### What you will do
Repeat the entire listing exactly as written.

### Information given

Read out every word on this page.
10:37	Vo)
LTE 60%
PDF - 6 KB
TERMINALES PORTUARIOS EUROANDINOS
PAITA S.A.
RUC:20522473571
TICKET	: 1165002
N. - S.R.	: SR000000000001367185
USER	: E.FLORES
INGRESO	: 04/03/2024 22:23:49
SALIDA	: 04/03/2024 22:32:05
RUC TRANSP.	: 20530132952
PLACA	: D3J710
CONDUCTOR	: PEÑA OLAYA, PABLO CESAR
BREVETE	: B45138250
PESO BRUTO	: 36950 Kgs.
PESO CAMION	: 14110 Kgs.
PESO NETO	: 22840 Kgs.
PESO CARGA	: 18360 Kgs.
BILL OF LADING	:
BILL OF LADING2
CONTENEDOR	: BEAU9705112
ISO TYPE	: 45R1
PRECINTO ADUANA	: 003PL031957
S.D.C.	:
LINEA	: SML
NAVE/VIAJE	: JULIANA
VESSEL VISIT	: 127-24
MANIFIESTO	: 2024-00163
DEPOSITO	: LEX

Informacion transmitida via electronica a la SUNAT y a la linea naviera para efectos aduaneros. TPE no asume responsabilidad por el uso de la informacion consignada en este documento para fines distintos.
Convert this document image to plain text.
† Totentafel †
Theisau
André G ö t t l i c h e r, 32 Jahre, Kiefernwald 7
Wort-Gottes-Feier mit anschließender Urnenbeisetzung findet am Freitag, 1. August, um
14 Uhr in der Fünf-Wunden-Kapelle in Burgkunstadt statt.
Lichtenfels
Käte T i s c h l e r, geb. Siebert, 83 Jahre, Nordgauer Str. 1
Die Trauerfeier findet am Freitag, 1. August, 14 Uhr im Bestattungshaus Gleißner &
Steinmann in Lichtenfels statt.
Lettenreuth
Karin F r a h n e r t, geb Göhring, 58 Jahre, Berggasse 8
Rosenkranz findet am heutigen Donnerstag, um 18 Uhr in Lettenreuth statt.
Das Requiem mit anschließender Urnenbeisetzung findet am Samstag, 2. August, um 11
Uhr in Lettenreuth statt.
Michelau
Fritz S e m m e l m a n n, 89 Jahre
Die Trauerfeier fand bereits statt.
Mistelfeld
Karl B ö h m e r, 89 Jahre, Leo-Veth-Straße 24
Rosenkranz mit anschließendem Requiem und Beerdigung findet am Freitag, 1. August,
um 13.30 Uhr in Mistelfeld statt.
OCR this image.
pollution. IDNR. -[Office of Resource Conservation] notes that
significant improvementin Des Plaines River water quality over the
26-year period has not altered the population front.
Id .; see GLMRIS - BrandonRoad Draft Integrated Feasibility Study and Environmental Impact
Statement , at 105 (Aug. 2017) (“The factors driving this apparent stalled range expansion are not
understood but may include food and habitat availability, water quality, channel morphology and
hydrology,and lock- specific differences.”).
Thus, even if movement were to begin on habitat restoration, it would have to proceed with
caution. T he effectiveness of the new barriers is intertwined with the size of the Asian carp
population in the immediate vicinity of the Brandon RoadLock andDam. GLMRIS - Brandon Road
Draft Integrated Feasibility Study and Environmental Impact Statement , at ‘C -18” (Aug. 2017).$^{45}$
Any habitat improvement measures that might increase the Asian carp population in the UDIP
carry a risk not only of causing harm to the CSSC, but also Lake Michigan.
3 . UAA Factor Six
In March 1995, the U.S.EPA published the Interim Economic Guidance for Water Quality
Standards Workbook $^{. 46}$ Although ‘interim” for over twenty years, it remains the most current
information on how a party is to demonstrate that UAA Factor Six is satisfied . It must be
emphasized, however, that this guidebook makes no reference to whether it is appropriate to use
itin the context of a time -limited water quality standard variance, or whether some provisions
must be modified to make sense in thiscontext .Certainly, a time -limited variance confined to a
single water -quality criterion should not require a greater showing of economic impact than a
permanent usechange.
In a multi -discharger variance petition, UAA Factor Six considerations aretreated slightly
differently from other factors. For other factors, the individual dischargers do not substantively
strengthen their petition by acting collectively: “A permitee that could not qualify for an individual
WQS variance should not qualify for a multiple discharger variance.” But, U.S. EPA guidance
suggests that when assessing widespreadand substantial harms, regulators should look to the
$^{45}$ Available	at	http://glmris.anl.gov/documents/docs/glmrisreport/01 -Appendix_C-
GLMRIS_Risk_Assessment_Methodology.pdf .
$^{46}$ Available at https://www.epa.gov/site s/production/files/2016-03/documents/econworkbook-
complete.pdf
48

### Finished exercise
Read out every word on this page.
10:37	Vo)
LTE 60%
PDF - 6 KB
TERMINALES PORTUARIOS EUROANDINOS
PAITA S.A.
RUC:20522473571
TICKET	: 1165002
N. - S.R.	: SR000000000001367185
USER	: E.FLORES
INGRESO	: 04/03/2024 22:23:49
SALIDA	: 04/03/2024 22:32:05
RUC TRANSP.	: 20530132952
PLACA	: D3J710
CONDUCTOR	: PEÑA OLAYA, PABLO CESAR
BREVETE	: B45138250
PESO BRUTO	: 36950 Kgs.
PESO CAMION	: 14110 Kgs.
PESO NETO	: 22840 Kgs.
PESO CARGA	: 18360 Kgs.
BILL OF LADING	:
BILL OF LADING2
CONTENEDOR	: BEAU9705112
ISO TYPE	: 45R1
PRECINTO ADUANA	: 003PL031957
S.D.C.	:
LINEA	: SML
NAVE/VIAJE	: JULIANA
VESSEL VISIT	: 127-24
MANIFIESTO	: 2024-00163
DEPOSITO	: LEX

Informacion transmitida via electronica a la SUNAT y a la linea naviera para efectos aduaneros. TPE no asume responsabilidad por el uso de la informacion consignada en este documento para fines distintos.
Convert this document image to plain text.
† Totentafel †
Theisau
André G ö t t l i c h e r, 32 Jahre, Kiefernwald 7
Wort-Gottes-Feier mit anschließender Urnenbeisetzung findet am Freitag, 1. August, um
14 Uhr in der Fünf-Wunden-Kapelle in Burgkunstadt statt.
Lichtenfels
Käte T i s c h l e r, geb. Siebert, 83 Jahre, Nordgauer Str. 1
Die Trauerfeier findet am Freitag, 1. August, 14 Uhr im Bestattungshaus Gleißner &
Steinmann in Lichtenfels statt.
Lettenreuth
Karin F r a h n e r t, geb Göhring, 58 Jahre, Berggasse 8
Rosenkranz findet am heutigen Donnerstag, um 18 Uhr in Lettenreuth statt.
Das Requiem mit anschließender Urnenbeisetzung findet am Samstag, 2. August, um 11
Uhr in Lettenreuth statt.
Michelau
Fritz S e m m e l m a n n, 89 Jahre
Die Trauerfeier fand bereits statt.
Mistelfeld
Karl B ö h m e r, 89 Jahre, Leo-Veth-Straße 24
Rosenkranz mit anschließendem Requiem und Beerdigung findet am Freitag, 1. August,
um 13.30 Uhr in Mistelfeld statt.
OCR this image.
pollution. IDNR. -[Office of Resource Conservation] notes that
significant improvementin Des Plaines River water quality over the
26-year period has not altered the population front.
Id .; see GLMRIS - BrandonRoad Draft Integrated Feasibility Study and Environmental Impact
Statement , at 105 (Aug. 2017) (“The factors driving this apparent stalled range expansion are not
understood but may include food and habitat availability, water quality, channel morphology and
hydrology,and lock- specific differences.”).
Thus, even if movement were to begin on habitat restoration, it would have to proceed with
caution. T he effectiveness of the new barriers is intertwined with the size of the Asian carp
population in the immediate vicinity of the Brandon RoadLock andDam. GLMRIS - Brandon Road
Draft Integrated Feasibility Study and Environmental Impact Statement , at ‘C -18” (Aug. 2017).$^{45}$
Any habitat improvement measures that might increase the Asian carp population in the UDIP
carry a risk not only of causing harm to the CSSC, but also Lake Michigan.
3 . UAA Factor Six
In March 1995, the U.S.EPA published the Interim Economic Guidance for Water Quality
Standards Workbook $^{. 46}$ Although ‘interim” for over twenty years, it remains the most current
information on how a party is to demonstrate that UAA Factor Six is satisfied . It must be
emphasized, however, that this guidebook makes no reference to whether it is appropriate to use
itin the context of a time -limited water quality standard variance, or whether some provisions
must be modified to make sense in thiscontext .Certainly, a time -limited variance confined to a
single water -quality criterion should not require a greater showing of economic impact than a
permanent usechange.
In a multi -discharger variance petition, UAA Factor Six considerations aretreated slightly
differently from other factors. For other factors, the individual dischargers do not substantively
strengthen their petition by acting collectively: “A permitee that could not qualify for an individual
WQS variance should not qualify for a multiple discharger variance.” But, U.S. EPA guidance
suggests that when assessing widespreadand substantial harms, regulators should look to the
$^{45}$ Available	at	http://glmris.anl.gov/documents/docs/glmrisreport/01 -Appendix_C-
GLMRIS_Risk_Assessment_Methodology.pdf .
$^{46}$ Available at https://www.epa.gov/site s/production/files/2016-03/documents/econworkbook-
complete.pdf
48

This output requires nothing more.